Extract the lines from the start of the listings of boxed layout items through the line that contains "margin-currency: GBP [384, 221, 402, 230]", including that line, and reproduce each one verbatim.

— START OF Extracted records —

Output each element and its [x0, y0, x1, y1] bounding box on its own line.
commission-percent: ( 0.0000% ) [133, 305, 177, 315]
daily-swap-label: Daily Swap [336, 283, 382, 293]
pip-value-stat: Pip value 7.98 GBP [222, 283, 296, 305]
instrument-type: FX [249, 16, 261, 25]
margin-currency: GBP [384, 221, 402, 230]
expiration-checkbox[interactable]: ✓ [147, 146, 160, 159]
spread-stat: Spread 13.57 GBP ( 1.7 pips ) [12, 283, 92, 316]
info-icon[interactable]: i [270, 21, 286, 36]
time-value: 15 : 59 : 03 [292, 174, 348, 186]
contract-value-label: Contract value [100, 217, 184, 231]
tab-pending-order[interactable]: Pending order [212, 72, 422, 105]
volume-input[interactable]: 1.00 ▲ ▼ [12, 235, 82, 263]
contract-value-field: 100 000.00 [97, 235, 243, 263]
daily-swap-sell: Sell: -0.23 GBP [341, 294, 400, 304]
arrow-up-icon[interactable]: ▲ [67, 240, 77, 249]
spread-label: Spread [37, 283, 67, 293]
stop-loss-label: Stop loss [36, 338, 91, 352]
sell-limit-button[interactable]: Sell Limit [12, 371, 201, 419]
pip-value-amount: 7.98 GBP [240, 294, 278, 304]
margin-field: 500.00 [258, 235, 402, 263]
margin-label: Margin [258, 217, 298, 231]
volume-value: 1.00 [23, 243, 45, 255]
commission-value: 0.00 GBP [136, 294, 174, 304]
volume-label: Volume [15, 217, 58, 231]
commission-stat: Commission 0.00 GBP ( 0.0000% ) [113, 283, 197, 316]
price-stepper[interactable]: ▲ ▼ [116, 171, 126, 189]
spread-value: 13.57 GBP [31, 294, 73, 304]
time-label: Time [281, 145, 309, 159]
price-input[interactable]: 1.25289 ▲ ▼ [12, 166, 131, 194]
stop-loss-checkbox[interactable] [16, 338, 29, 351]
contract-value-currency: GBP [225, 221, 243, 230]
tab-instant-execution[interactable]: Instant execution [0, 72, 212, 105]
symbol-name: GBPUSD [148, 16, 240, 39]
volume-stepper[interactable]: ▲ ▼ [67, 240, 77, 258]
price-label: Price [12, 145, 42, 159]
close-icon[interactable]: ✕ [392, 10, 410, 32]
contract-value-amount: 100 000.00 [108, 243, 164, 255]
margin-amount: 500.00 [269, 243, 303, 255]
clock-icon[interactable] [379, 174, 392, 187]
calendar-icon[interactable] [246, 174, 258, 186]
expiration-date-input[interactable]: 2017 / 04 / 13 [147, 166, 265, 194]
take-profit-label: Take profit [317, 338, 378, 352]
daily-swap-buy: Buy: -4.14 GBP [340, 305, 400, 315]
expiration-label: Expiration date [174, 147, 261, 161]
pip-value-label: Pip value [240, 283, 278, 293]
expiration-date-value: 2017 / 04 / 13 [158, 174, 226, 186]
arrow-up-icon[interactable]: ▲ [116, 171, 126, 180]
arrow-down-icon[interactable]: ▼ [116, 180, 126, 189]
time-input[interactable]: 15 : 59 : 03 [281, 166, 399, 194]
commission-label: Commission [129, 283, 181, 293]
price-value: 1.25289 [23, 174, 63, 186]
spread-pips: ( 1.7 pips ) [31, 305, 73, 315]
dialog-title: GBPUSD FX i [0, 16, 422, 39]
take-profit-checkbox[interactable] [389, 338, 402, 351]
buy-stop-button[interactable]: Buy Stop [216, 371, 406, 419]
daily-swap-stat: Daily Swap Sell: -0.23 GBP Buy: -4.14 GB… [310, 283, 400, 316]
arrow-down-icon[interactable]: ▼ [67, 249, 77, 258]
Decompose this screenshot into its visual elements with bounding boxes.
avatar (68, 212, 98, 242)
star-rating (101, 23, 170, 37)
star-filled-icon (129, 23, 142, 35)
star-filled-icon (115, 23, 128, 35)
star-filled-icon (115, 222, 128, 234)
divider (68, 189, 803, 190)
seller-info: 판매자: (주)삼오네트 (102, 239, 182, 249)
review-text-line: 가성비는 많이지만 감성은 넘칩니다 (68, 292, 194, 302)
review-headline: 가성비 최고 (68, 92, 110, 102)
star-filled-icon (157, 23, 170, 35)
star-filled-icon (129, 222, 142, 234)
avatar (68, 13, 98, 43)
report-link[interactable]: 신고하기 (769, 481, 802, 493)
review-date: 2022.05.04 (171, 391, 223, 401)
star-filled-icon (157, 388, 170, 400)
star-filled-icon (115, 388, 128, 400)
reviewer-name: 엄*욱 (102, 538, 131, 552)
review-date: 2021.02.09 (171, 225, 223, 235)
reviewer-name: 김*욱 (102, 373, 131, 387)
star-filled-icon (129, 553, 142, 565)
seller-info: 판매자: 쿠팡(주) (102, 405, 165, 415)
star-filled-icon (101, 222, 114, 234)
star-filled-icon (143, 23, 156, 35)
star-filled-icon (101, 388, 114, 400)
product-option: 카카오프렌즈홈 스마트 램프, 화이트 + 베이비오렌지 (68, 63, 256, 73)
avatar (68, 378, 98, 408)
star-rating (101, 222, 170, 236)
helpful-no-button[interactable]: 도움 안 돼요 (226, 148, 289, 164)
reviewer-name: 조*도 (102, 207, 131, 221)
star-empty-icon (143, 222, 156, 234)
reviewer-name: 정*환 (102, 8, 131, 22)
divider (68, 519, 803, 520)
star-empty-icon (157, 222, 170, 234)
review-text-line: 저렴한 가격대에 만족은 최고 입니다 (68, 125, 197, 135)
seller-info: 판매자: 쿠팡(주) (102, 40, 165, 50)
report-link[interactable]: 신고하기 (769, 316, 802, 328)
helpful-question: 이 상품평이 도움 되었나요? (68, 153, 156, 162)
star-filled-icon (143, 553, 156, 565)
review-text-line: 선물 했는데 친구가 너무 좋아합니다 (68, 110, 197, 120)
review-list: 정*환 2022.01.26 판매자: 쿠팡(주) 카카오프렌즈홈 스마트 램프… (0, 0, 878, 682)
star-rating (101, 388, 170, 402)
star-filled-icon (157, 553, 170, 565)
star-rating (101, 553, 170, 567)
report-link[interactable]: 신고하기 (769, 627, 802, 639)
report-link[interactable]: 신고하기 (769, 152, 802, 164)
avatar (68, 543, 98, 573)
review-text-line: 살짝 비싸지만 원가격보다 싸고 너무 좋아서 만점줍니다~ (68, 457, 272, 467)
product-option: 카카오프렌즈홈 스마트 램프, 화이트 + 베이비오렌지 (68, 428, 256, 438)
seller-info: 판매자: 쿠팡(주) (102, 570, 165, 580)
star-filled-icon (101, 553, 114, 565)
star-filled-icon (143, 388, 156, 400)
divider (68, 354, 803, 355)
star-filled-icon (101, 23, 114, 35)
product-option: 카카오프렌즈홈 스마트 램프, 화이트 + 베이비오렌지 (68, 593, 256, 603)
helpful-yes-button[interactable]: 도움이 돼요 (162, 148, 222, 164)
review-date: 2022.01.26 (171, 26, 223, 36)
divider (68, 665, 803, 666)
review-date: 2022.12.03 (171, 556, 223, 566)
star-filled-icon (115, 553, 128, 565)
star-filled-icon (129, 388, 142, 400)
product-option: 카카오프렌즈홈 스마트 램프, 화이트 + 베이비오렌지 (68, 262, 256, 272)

— END OF Extracted records —

(Expected output)
Output each element and its [x0, y0, x1, y1] bounding box on its own line.
commission-percent: ( 0.0000% ) [133, 305, 177, 315]
daily-swap-label: Daily Swap [336, 283, 382, 293]
pip-value-stat: Pip value 7.98 GBP [222, 283, 296, 305]
instrument-type: FX [249, 16, 261, 25]
margin-currency: GBP [384, 221, 402, 230]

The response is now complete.